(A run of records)
>>

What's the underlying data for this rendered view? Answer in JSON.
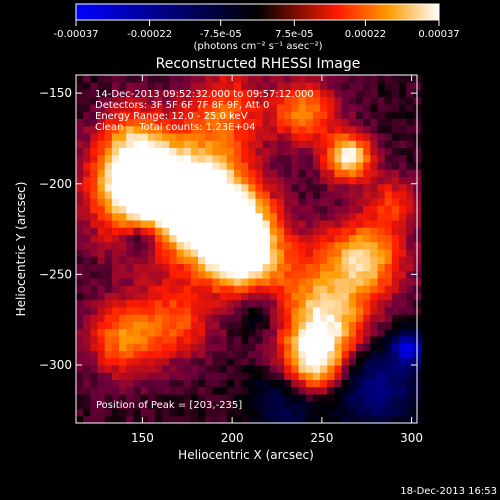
{
  "colorbar": {
    "tick_labels": [
      "-0.00037",
      "-0.00022",
      "-7.5e-05",
      "7.5e-05",
      "0.00022",
      "0.00037"
    ],
    "unit_label": "(photons cm⁻² s⁻¹ asec⁻²)"
  },
  "footer": {
    "timestamp": "18-Dec-2013 16:53"
  },
  "chart_data": {
    "type": "heatmap",
    "title": "Reconstructed RHESSI Image",
    "xlabel": "Heliocentric X (arcsec)",
    "ylabel": "Heliocentric Y (arcsec)",
    "xlim": [
      113,
      303
    ],
    "ylim": [
      -332,
      -140
    ],
    "xticks": [
      150,
      200,
      250,
      300
    ],
    "yticks": [
      -300,
      -250,
      -200,
      -150
    ],
    "clim": [
      -0.00037,
      0.00037
    ],
    "annotations": [
      "14-Dec-2013 09:52:32.000 to 09:57:12.000",
      "Detectors: 3F 5F 6F 7F 8F 9F, Att 0",
      "Energy Range: 12.0 - 25.0 keV",
      "Clean     Total counts: 1.23E+04"
    ],
    "peak_text": "Position of Peak = [203,-235]",
    "blobs": [
      {
        "x": 160,
        "y": -210,
        "w": 22,
        "v": 0.00031
      },
      {
        "x": 145,
        "y": -195,
        "w": 16,
        "v": 0.00028
      },
      {
        "x": 185,
        "y": -205,
        "w": 18,
        "v": 0.00027
      },
      {
        "x": 200,
        "y": -225,
        "w": 16,
        "v": 0.00033
      },
      {
        "x": 205,
        "y": -240,
        "w": 14,
        "v": 0.0003
      },
      {
        "x": 195,
        "y": -160,
        "w": 16,
        "v": 0.00018
      },
      {
        "x": 240,
        "y": -160,
        "w": 12,
        "v": 0.00022
      },
      {
        "x": 265,
        "y": -185,
        "w": 9,
        "v": 0.00035
      },
      {
        "x": 245,
        "y": -260,
        "w": 22,
        "v": 0.00016
      },
      {
        "x": 275,
        "y": -240,
        "w": 14,
        "v": 0.00026
      },
      {
        "x": 255,
        "y": -280,
        "w": 16,
        "v": 0.00022
      },
      {
        "x": 245,
        "y": -300,
        "w": 12,
        "v": 0.0003
      },
      {
        "x": 140,
        "y": -285,
        "w": 14,
        "v": 0.00022
      },
      {
        "x": 170,
        "y": -275,
        "w": 14,
        "v": 0.00016
      },
      {
        "x": 145,
        "y": -170,
        "w": 12,
        "v": 0.00012
      },
      {
        "x": 290,
        "y": -210,
        "w": 10,
        "v": 0.00014
      },
      {
        "x": 150,
        "y": -230,
        "w": 8,
        "v": -0.0002
      },
      {
        "x": 280,
        "y": -310,
        "w": 18,
        "v": -0.00022
      },
      {
        "x": 230,
        "y": -320,
        "w": 14,
        "v": -0.00015
      },
      {
        "x": 215,
        "y": -270,
        "w": 10,
        "v": -0.00012
      },
      {
        "x": 298,
        "y": -290,
        "w": 6,
        "v": -0.0003
      }
    ]
  }
}
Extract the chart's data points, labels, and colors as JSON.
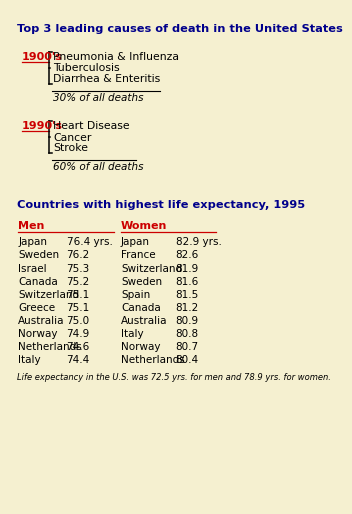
{
  "bg_color": "#f5f0d0",
  "title1": "Top 3 leading causes of death in the United States",
  "title1_color": "#00008B",
  "era1_label": "1900's",
  "era1_diseases": [
    "Pneumonia & Influenza",
    "Tuberculosis",
    "Diarrhea & Enteritis"
  ],
  "era1_pct": "30% of all deaths",
  "era2_label": "1990's",
  "era2_diseases": [
    "Heart Disease",
    "Cancer",
    "Stroke"
  ],
  "era2_pct": "60% of all deaths",
  "title2": "Countries with highest life expectancy, 1995",
  "title2_color": "#00008B",
  "col_men": "Men",
  "col_women": "Women",
  "men_countries": [
    "Japan",
    "Sweden",
    "Israel",
    "Canada",
    "Switzerland",
    "Greece",
    "Australia",
    "Norway",
    "Netherlands",
    "Italy"
  ],
  "men_values": [
    "76.4 yrs.",
    "76.2",
    "75.3",
    "75.2",
    "75.1",
    "75.1",
    "75.0",
    "74.9",
    "74.6",
    "74.4"
  ],
  "women_countries": [
    "Japan",
    "France",
    "Switzerland",
    "Sweden",
    "Spain",
    "Canada",
    "Australia",
    "Italy",
    "Norway",
    "Netherlands"
  ],
  "women_values": [
    "82.9 yrs.",
    "82.6",
    "81.9",
    "81.6",
    "81.5",
    "81.2",
    "80.9",
    "80.8",
    "80.7",
    "80.4"
  ],
  "footer": "Life expectancy in the U.S. was 72.5 yrs. for men and 78.9 yrs. for women.",
  "red_color": "#CC0000",
  "black_color": "#000000"
}
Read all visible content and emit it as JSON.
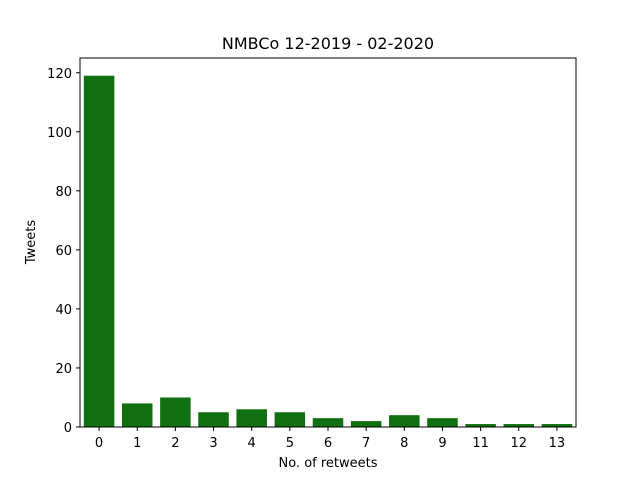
{
  "chart_data": {
    "type": "bar",
    "title": "NMBCo 12-2019 - 02-2020",
    "xlabel": "No. of retweets",
    "ylabel": "Tweets",
    "categories": [
      "0",
      "1",
      "2",
      "3",
      "4",
      "5",
      "6",
      "7",
      "8",
      "9",
      "11",
      "12",
      "13"
    ],
    "values": [
      119,
      8,
      10,
      5,
      6,
      5,
      3,
      2,
      4,
      3,
      1,
      1,
      1
    ],
    "ylim": [
      0,
      125
    ],
    "yticks": [
      0,
      20,
      40,
      60,
      80,
      100,
      120
    ],
    "bar_color": "#107010",
    "grid": false,
    "legend": "none"
  }
}
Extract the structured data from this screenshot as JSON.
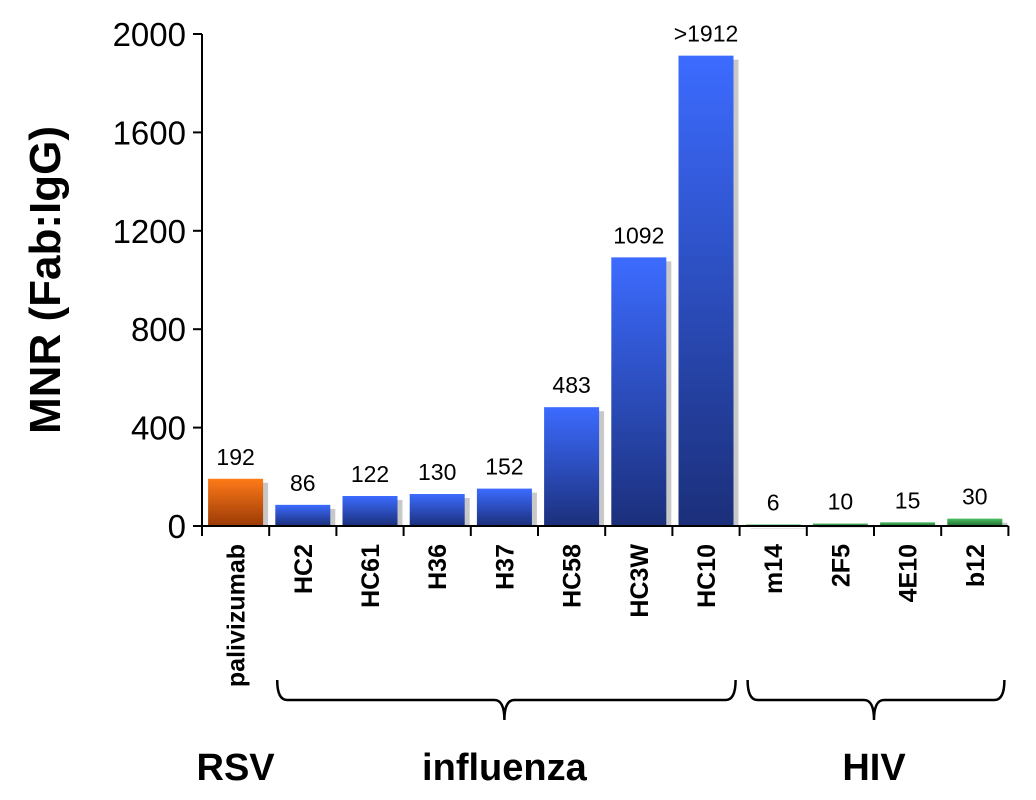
{
  "chart_data": {
    "type": "bar",
    "ylabel": "MNR (Fab:IgG)",
    "ylim": [
      0,
      2000
    ],
    "yticks": [
      0,
      400,
      800,
      1200,
      1600,
      2000
    ],
    "grid": false,
    "categories": [
      "palivizumab",
      "HC2",
      "HC61",
      "H36",
      "H37",
      "HC58",
      "HC3W",
      "HC10",
      "m14",
      "2F5",
      "4E10",
      "b12"
    ],
    "values": [
      192,
      86,
      122,
      130,
      152,
      483,
      1092,
      1912,
      6,
      10,
      15,
      30
    ],
    "data_labels": [
      "192",
      "86",
      "122",
      "130",
      "152",
      "483",
      "1092",
      ">1912",
      "6",
      "10",
      "15",
      "30"
    ],
    "groups": [
      {
        "name": "RSV",
        "from": 0,
        "to": 0,
        "color": "#e86a10"
      },
      {
        "name": "influenza",
        "from": 1,
        "to": 7,
        "color": "#2f5fe0"
      },
      {
        "name": "HIV",
        "from": 8,
        "to": 11,
        "color": "#3a9a4a"
      }
    ]
  }
}
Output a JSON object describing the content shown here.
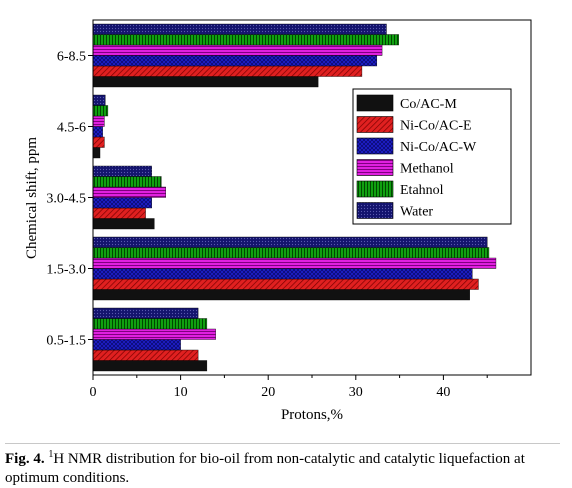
{
  "chart_data": {
    "type": "bar",
    "orientation": "horizontal",
    "title": "",
    "xlabel": "Protons,%",
    "ylabel": "Chemical shift, ppm",
    "xlim": [
      0,
      50
    ],
    "xticks": [
      "0",
      "10",
      "20",
      "30",
      "40"
    ],
    "categories": [
      "0.5-1.5",
      "1.5-3.0",
      "3.0-4.5",
      "4.5-6",
      "6-8.5"
    ],
    "legend_position": "right",
    "grid": false,
    "series": [
      {
        "name": "Co/AC-M",
        "color": "#111111",
        "pattern": "solid",
        "values": [
          13,
          43,
          7,
          0.8,
          25.7
        ]
      },
      {
        "name": "Ni-Co/AC-E",
        "color": "#e02020",
        "pattern": "diag",
        "values": [
          12,
          44,
          6,
          1.3,
          30.7
        ]
      },
      {
        "name": "Ni-Co/AC-W",
        "color": "#2020d0",
        "pattern": "cross",
        "values": [
          10,
          43.3,
          6.7,
          1.1,
          32.4
        ]
      },
      {
        "name": "Methanol",
        "color": "#e020e0",
        "pattern": "hlines",
        "values": [
          14,
          46,
          8.3,
          1.3,
          33
        ]
      },
      {
        "name": "Etahnol",
        "color": "#109010",
        "pattern": "vlines",
        "values": [
          13,
          45.2,
          7.8,
          1.7,
          34.9
        ]
      },
      {
        "name": "Water",
        "color": "#14146e",
        "pattern": "dots",
        "values": [
          12,
          45,
          6.7,
          1.4,
          33.5
        ]
      }
    ]
  },
  "caption": {
    "label": "Fig. 4.",
    "superscript": "1",
    "text": "H NMR distribution for bio-oil from non-catalytic and catalytic liquefaction at optimum conditions."
  }
}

<<

#### [Task directions]
Check each line of the records above for the string "pattern", and report every line that has it.

#### [The solution]
        "pattern": "solid",
        "pattern": "diag",
        "pattern": "cross",
        "pattern": "hlines",
        "pattern": "vlines",
        "pattern": "dots",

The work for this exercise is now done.